-- START OF Record list --

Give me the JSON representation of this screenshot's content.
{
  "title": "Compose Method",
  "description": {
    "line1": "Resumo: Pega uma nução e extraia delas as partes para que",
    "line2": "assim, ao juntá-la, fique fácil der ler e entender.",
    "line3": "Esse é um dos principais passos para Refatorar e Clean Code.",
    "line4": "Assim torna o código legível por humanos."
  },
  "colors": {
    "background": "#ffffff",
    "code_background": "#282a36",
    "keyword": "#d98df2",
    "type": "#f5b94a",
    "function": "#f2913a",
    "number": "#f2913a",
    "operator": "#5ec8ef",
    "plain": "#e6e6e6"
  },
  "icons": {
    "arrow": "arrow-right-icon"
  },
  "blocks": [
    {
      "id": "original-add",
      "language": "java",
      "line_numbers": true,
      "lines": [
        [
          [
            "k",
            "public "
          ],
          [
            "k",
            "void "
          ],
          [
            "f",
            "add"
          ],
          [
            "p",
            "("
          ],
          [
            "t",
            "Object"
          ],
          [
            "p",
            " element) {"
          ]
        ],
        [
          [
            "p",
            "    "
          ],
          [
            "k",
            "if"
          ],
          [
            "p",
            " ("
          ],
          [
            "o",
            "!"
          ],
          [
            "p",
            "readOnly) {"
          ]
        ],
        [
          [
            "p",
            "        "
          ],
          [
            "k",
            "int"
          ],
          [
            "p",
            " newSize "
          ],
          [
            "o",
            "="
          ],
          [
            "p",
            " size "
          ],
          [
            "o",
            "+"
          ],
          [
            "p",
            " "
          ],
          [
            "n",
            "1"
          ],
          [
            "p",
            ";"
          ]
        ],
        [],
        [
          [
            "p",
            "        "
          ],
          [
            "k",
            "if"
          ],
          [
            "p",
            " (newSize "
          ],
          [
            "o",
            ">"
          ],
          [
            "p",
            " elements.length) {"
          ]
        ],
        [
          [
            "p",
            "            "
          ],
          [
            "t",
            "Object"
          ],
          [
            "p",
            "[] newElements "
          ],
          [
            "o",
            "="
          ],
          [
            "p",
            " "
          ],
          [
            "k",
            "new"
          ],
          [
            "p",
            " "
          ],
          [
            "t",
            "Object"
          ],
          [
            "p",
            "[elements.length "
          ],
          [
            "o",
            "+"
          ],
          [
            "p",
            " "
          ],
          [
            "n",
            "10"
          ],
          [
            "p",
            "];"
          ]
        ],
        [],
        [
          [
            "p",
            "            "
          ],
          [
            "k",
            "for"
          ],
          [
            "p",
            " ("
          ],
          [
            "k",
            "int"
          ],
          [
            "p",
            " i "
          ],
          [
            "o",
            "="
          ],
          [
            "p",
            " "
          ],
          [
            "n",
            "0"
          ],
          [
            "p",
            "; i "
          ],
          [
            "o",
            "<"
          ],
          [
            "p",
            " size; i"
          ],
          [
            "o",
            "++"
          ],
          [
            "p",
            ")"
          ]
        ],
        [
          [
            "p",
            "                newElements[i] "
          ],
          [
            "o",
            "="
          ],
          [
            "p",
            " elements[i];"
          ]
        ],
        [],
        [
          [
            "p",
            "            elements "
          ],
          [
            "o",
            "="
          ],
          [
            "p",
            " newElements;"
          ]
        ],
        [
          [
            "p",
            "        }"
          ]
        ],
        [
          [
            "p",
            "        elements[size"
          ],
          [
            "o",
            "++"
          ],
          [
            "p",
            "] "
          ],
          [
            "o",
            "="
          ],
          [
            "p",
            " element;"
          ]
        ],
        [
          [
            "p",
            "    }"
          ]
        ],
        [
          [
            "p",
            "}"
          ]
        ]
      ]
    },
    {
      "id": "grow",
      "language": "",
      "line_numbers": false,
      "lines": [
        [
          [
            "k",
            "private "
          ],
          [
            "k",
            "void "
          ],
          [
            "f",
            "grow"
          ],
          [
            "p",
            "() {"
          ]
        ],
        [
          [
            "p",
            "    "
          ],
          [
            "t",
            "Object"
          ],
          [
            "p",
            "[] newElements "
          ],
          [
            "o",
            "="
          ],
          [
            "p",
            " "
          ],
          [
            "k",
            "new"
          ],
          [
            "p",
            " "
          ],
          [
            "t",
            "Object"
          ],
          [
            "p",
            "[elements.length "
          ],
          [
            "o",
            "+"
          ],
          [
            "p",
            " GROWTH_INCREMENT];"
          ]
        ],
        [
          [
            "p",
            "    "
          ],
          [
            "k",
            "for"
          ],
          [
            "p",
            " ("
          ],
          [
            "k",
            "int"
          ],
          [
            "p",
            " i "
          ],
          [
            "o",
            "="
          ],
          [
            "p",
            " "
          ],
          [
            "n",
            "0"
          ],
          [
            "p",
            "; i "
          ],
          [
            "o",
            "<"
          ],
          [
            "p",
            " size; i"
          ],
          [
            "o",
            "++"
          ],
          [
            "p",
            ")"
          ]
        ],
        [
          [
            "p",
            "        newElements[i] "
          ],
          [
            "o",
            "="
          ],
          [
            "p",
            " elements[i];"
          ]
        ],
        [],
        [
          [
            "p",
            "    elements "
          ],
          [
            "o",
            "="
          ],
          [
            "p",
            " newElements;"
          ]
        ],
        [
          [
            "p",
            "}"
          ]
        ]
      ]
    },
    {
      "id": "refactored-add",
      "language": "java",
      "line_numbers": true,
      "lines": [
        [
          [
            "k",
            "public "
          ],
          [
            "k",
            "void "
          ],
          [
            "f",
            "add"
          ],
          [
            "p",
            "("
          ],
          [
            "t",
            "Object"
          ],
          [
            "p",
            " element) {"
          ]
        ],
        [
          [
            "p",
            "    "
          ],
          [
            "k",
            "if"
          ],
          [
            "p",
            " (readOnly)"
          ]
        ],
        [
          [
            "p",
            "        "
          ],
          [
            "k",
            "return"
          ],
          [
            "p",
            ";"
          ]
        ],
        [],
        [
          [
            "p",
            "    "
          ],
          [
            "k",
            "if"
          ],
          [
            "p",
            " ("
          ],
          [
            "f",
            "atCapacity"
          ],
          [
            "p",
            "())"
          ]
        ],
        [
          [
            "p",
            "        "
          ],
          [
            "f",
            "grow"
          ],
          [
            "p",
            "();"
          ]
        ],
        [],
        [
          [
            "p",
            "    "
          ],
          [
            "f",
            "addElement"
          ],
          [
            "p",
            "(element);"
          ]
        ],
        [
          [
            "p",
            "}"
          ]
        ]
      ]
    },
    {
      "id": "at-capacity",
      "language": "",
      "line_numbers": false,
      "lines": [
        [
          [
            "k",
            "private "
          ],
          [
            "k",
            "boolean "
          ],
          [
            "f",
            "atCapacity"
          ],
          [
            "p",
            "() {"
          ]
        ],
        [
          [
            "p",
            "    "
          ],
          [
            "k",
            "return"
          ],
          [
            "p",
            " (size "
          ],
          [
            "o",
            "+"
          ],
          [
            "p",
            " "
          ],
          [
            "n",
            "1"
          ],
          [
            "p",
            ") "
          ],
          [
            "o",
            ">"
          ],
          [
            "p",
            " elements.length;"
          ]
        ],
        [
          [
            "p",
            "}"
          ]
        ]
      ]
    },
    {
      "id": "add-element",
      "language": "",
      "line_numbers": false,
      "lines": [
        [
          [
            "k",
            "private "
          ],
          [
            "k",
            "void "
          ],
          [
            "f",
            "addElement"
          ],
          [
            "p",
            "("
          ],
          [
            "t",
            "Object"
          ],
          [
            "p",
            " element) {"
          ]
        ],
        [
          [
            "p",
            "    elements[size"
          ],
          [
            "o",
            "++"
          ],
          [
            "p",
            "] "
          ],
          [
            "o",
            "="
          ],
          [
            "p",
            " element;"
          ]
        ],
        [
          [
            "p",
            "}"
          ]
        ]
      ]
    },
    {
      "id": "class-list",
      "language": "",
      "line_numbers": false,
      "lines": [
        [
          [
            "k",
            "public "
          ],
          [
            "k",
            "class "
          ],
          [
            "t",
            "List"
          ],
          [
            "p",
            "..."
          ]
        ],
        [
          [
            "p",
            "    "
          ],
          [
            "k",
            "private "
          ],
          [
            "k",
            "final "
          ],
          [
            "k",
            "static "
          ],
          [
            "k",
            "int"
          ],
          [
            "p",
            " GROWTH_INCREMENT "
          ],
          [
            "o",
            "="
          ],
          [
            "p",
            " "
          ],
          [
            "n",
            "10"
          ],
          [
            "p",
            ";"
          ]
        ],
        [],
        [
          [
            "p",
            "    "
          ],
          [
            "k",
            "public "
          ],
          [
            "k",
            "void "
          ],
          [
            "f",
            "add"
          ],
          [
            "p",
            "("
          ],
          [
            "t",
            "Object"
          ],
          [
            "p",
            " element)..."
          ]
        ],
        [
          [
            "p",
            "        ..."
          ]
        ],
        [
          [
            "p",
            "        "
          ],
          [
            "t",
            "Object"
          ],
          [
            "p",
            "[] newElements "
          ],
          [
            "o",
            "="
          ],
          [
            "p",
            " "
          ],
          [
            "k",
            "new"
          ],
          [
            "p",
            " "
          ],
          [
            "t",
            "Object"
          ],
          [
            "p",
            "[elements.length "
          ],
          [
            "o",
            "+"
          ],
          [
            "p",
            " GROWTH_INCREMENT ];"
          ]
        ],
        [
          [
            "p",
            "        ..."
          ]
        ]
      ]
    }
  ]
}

-- END OF Record list --

Give only the number of lines in the material above that include the word "para".

**Answer to the problem**.
2